━━━ ITEMS ━━━

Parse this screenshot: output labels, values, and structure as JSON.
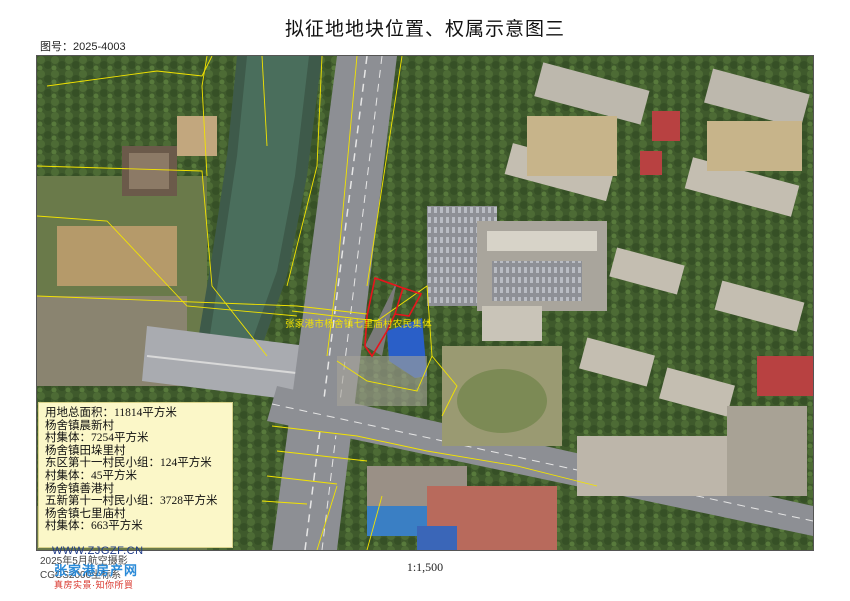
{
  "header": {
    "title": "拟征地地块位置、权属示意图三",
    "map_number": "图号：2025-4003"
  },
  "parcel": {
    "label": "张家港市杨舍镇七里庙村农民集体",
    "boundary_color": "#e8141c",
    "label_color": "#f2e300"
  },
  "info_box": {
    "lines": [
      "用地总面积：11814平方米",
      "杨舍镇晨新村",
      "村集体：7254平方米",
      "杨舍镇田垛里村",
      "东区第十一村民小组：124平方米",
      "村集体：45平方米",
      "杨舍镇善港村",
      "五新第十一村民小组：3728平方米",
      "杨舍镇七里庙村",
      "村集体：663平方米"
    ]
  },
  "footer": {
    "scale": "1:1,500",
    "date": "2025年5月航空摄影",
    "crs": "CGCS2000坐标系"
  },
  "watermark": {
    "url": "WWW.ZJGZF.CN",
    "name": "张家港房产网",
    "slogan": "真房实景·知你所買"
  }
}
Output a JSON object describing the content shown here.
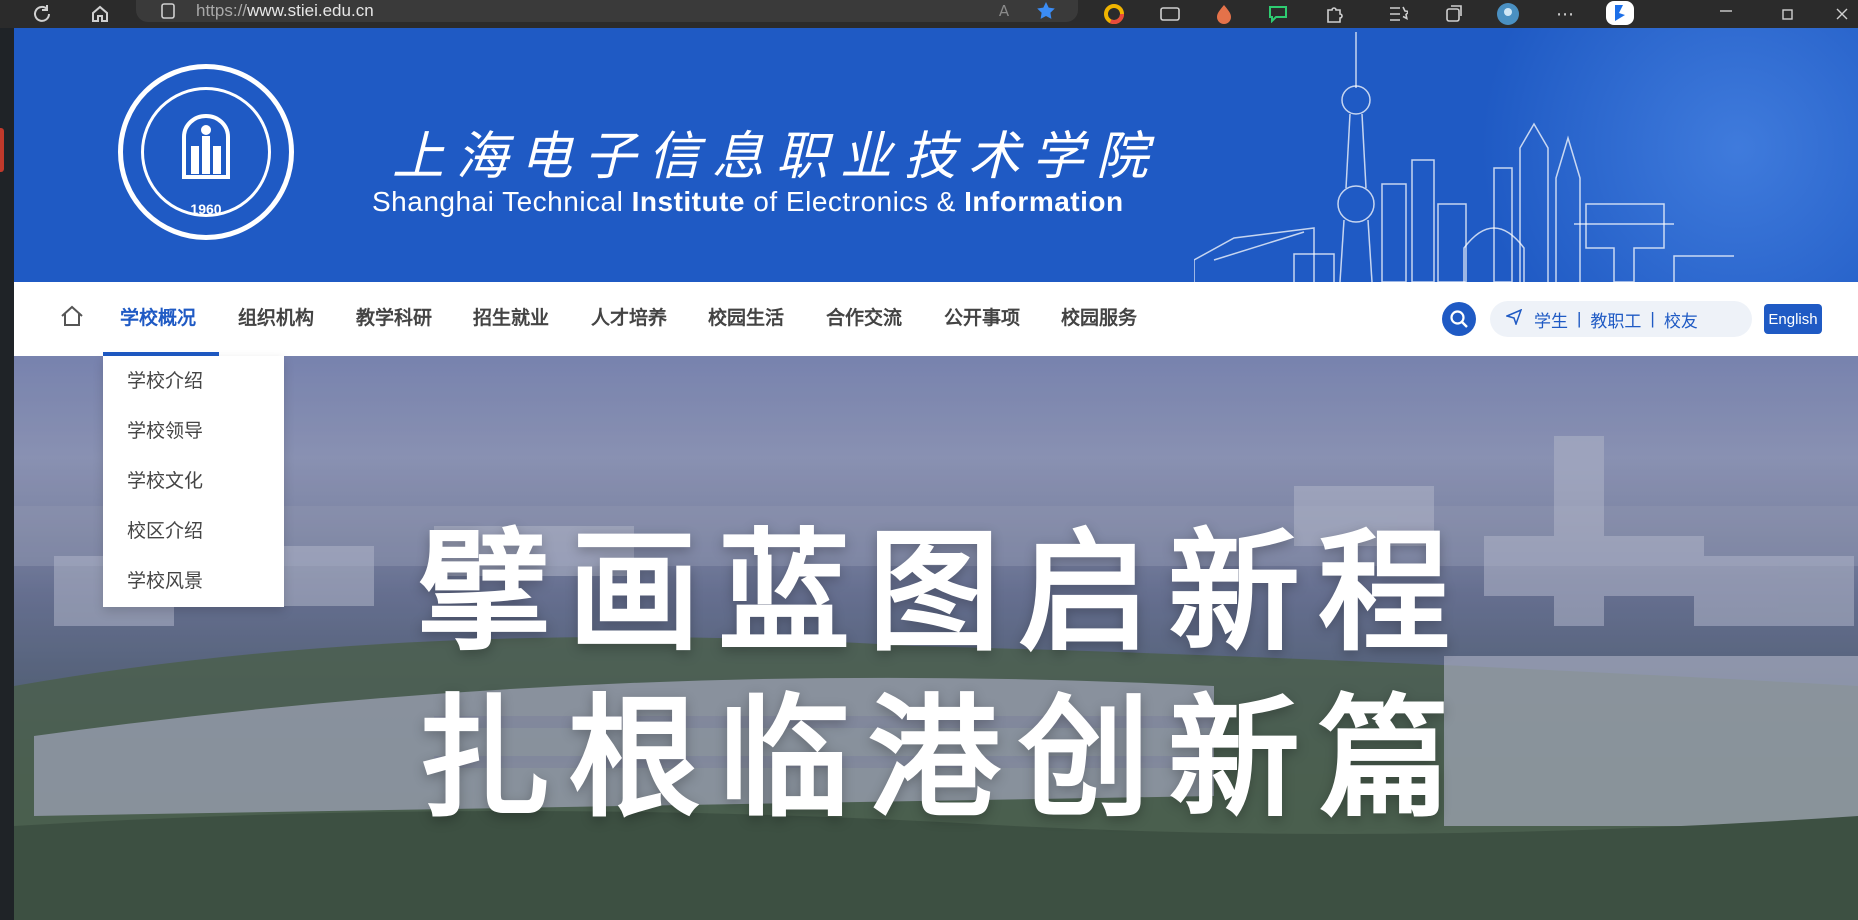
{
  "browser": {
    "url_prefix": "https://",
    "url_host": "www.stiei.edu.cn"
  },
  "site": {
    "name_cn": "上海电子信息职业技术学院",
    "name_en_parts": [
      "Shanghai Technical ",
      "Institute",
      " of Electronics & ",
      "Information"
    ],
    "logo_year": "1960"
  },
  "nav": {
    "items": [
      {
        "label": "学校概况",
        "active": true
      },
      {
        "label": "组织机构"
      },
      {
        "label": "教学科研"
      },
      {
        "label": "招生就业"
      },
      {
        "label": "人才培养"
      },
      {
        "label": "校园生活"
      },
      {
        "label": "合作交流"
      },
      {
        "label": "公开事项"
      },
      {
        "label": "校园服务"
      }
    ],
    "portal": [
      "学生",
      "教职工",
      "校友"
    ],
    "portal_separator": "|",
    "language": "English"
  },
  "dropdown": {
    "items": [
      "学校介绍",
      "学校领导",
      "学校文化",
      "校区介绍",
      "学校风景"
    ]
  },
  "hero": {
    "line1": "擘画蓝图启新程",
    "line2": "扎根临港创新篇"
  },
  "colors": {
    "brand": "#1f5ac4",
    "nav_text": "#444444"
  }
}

━━━

» **WORK TO BE COMPLETED**:
Return each line that includes "JSON".

» **RESULT FOR THIS EXERCISE**:
Parse this screenshot: output labels, values, and structure as JSON.
Output a JSON object describing the content shown here.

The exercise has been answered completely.